EXERCISE MATERIALS:
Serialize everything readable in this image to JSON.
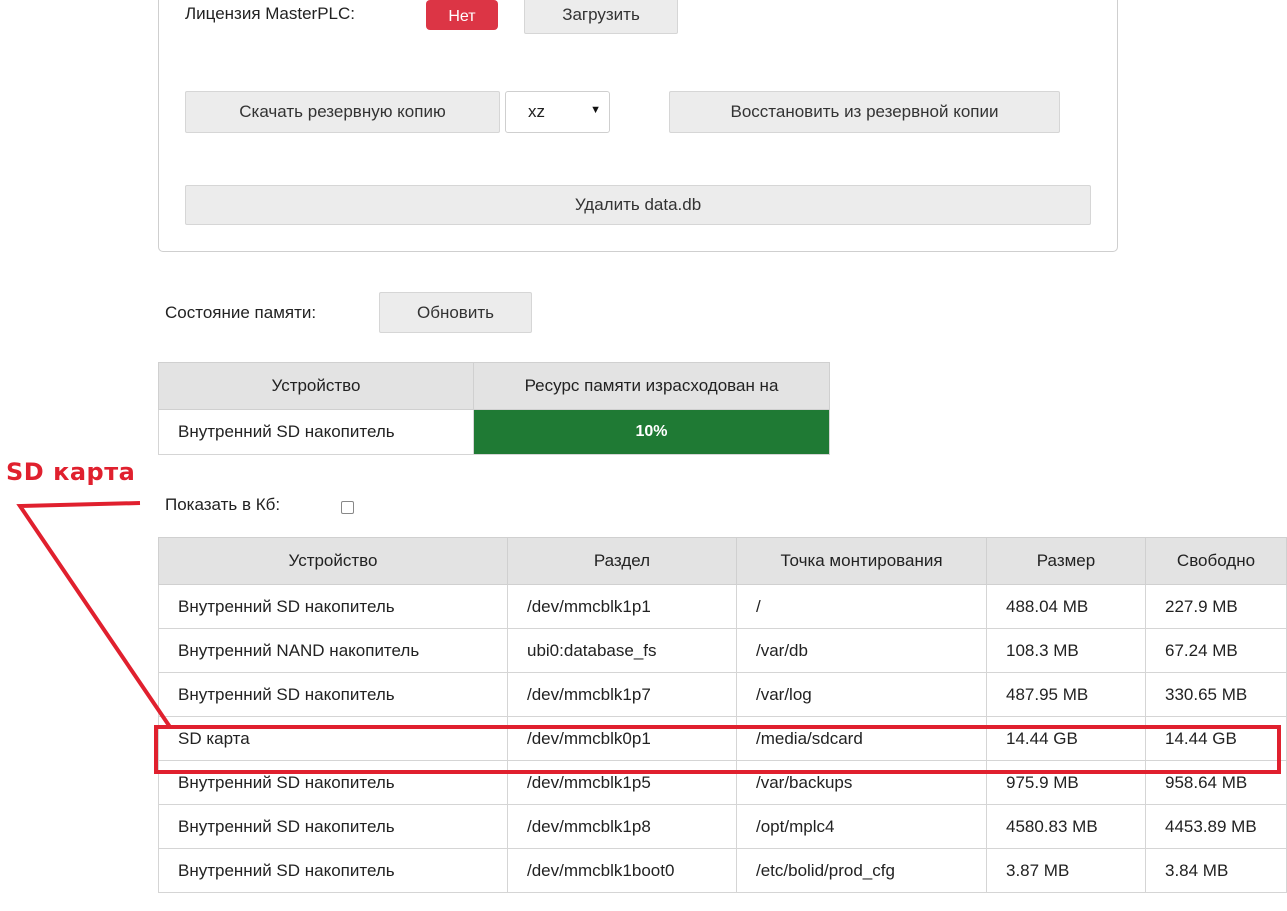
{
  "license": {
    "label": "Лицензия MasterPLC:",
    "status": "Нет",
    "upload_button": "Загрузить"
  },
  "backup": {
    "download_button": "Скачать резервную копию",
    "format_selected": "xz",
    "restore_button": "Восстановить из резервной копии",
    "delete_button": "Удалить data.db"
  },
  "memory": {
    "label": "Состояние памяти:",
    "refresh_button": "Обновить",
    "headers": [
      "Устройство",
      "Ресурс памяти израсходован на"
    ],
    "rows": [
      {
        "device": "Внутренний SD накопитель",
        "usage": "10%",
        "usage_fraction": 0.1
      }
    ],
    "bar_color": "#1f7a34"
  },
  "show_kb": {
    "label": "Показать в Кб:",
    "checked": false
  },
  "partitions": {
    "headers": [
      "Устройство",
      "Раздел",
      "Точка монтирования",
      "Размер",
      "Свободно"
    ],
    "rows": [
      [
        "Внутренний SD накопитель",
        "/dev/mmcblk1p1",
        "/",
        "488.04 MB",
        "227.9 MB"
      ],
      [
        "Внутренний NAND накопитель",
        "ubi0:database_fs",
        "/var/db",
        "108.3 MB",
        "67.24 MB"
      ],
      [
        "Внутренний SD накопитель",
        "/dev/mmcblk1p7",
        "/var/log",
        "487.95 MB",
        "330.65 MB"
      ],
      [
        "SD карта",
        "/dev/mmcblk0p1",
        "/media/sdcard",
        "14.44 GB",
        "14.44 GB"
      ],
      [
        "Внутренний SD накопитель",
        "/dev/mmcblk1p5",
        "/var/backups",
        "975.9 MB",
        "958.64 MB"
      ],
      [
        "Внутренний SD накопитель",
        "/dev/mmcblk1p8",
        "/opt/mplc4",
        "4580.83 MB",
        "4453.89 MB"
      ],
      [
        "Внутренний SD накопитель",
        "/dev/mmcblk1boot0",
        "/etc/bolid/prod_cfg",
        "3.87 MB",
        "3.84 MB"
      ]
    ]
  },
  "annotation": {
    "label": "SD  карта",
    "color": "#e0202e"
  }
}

EXERCISE: All of the entries above should be copied exactly, except for the pictures.

RESPONSE:
Serialize everything readable in this image to JSON.
{
  "license": {
    "label": "Лицензия MasterPLC:",
    "status": "Нет",
    "upload_button": "Загрузить"
  },
  "backup": {
    "download_button": "Скачать резервную копию",
    "format_selected": "xz",
    "restore_button": "Восстановить из резервной копии",
    "delete_button": "Удалить data.db"
  },
  "memory": {
    "label": "Состояние памяти:",
    "refresh_button": "Обновить",
    "headers": [
      "Устройство",
      "Ресурс памяти израсходован на"
    ],
    "rows": [
      {
        "device": "Внутренний SD накопитель",
        "usage": "10%",
        "usage_fraction": 0.1
      }
    ],
    "bar_color": "#1f7a34"
  },
  "show_kb": {
    "label": "Показать в Кб:",
    "checked": false
  },
  "partitions": {
    "headers": [
      "Устройство",
      "Раздел",
      "Точка монтирования",
      "Размер",
      "Свободно"
    ],
    "rows": [
      [
        "Внутренний SD накопитель",
        "/dev/mmcblk1p1",
        "/",
        "488.04 MB",
        "227.9 MB"
      ],
      [
        "Внутренний NAND накопитель",
        "ubi0:database_fs",
        "/var/db",
        "108.3 MB",
        "67.24 MB"
      ],
      [
        "Внутренний SD накопитель",
        "/dev/mmcblk1p7",
        "/var/log",
        "487.95 MB",
        "330.65 MB"
      ],
      [
        "SD карта",
        "/dev/mmcblk0p1",
        "/media/sdcard",
        "14.44 GB",
        "14.44 GB"
      ],
      [
        "Внутренний SD накопитель",
        "/dev/mmcblk1p5",
        "/var/backups",
        "975.9 MB",
        "958.64 MB"
      ],
      [
        "Внутренний SD накопитель",
        "/dev/mmcblk1p8",
        "/opt/mplc4",
        "4580.83 MB",
        "4453.89 MB"
      ],
      [
        "Внутренний SD накопитель",
        "/dev/mmcblk1boot0",
        "/etc/bolid/prod_cfg",
        "3.87 MB",
        "3.84 MB"
      ]
    ]
  },
  "annotation": {
    "label": "SD  карта",
    "color": "#e0202e"
  }
}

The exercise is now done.